### Consigne écrite
Affichez sans rien modifier le passage de l'entretien qui s'ouvre sur les mots contenant « Dialogues est une » et se clôt sur « actives sur Twitter. ».

Dialogues: les Hyènes en jupons

Dialogues est une série d’entretiens avec des nouvelles voix féministes de la blogosphère québécoise. Cette série inclura autant des blogues, des Tumblrs, des personnes écrivant sur différentes plateformes ou encore des personnes actives sur Twitter. 

Cette semaine, nous donnons la parole au tout nouveau collectif les Hyènes en Jupon.

1) Comment présenter en quelques mots votre blogue? D’où vient le titre?

Nous sommes avant tout un collectif féministe affinitaire. Notre démarche ne se limite pas seulement au blogue, bien que ce soit la facette du collectif qui est représentée sur le web. Nous souhaitons aussi avoir un impact au­-delà d’Internet à travers des événements et des actions militantes. Par exemple, nous avons appelé à un contingent féministe non­mixte à la manifestation anticapitaliste du 1er mai (fête internationale des travailleuses et travailleurs). Nous avons aussi distribué des tracts lors des fêtes nationales (24 juin et 1er juillet), afin de mettre de l’avant une critique féministe des nationalismes québécois et canadien. De plus, nous préparons une revue papier qui sera distribuée au début du mois de septembre et qui traitera du sexisme ordinaire. Nous lancerons également bientôt un deuxième blog qui invitera les femmes à partager et dénoncer leurs expériences quotidiennes de sexisme, en mettant de l’avant leurs stratégies de résistance.

(Entrées de disposition spatiale)
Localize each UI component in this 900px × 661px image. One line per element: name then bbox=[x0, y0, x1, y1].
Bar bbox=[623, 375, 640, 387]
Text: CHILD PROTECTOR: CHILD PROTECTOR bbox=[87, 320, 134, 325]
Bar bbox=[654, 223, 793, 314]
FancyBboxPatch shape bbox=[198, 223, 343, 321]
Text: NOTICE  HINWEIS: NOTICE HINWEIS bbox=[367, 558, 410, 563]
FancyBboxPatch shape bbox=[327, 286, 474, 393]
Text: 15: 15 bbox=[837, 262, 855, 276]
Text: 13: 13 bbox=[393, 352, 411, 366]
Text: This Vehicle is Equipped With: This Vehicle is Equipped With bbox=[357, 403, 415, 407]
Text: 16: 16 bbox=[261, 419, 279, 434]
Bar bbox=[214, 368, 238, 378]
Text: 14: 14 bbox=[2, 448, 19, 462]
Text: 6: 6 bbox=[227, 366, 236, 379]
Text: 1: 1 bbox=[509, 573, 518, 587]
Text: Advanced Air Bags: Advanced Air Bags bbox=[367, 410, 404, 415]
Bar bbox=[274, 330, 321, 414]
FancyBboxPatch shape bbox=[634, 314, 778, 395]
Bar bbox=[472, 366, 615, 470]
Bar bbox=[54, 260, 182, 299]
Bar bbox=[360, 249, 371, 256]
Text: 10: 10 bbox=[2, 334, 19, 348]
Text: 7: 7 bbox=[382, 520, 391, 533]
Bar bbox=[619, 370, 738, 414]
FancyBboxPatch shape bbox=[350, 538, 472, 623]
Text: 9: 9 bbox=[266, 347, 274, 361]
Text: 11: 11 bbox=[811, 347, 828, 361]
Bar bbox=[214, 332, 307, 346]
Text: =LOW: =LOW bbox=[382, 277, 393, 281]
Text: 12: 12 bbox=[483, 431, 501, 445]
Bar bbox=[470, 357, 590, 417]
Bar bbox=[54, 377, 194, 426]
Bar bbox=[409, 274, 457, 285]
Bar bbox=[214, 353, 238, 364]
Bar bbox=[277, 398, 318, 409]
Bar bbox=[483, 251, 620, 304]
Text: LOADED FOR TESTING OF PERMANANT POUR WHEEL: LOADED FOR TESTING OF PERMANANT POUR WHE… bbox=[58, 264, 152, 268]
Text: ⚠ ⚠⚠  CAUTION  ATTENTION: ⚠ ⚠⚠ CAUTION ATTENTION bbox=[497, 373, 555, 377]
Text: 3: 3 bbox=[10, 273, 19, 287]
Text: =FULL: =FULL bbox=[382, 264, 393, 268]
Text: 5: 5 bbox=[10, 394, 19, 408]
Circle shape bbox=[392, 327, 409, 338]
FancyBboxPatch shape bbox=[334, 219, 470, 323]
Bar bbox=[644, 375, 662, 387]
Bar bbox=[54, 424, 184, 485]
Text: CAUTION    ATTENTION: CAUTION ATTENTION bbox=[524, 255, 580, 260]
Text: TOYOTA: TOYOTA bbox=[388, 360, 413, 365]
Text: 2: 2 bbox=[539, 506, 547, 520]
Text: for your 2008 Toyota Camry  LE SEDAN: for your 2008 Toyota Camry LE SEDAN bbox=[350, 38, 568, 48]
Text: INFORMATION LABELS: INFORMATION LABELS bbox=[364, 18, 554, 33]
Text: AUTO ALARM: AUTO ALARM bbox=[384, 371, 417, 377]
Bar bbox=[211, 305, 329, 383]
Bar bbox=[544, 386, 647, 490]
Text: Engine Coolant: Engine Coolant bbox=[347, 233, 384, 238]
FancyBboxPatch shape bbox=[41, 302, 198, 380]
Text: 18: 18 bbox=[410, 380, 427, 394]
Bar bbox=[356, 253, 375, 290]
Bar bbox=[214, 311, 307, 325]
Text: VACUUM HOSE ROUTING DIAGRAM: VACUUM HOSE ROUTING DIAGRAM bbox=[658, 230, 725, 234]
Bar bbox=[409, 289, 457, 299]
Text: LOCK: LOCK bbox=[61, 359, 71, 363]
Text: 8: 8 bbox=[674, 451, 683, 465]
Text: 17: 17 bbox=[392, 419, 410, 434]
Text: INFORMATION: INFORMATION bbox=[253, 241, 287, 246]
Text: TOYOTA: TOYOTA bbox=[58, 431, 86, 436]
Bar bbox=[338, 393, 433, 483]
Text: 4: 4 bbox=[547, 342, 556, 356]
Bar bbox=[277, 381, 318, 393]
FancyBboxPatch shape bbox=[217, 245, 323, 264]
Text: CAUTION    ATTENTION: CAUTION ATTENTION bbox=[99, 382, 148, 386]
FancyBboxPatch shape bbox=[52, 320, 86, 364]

### Le résultat
Dialogues est une série d’entretiens avec des nouvelles voix féministes de la blogosphère québécoise. Cette série inclura autant des blogues, des Tumblrs, des personnes écrivant sur différentes plateformes ou encore des personnes actives sur Twitter.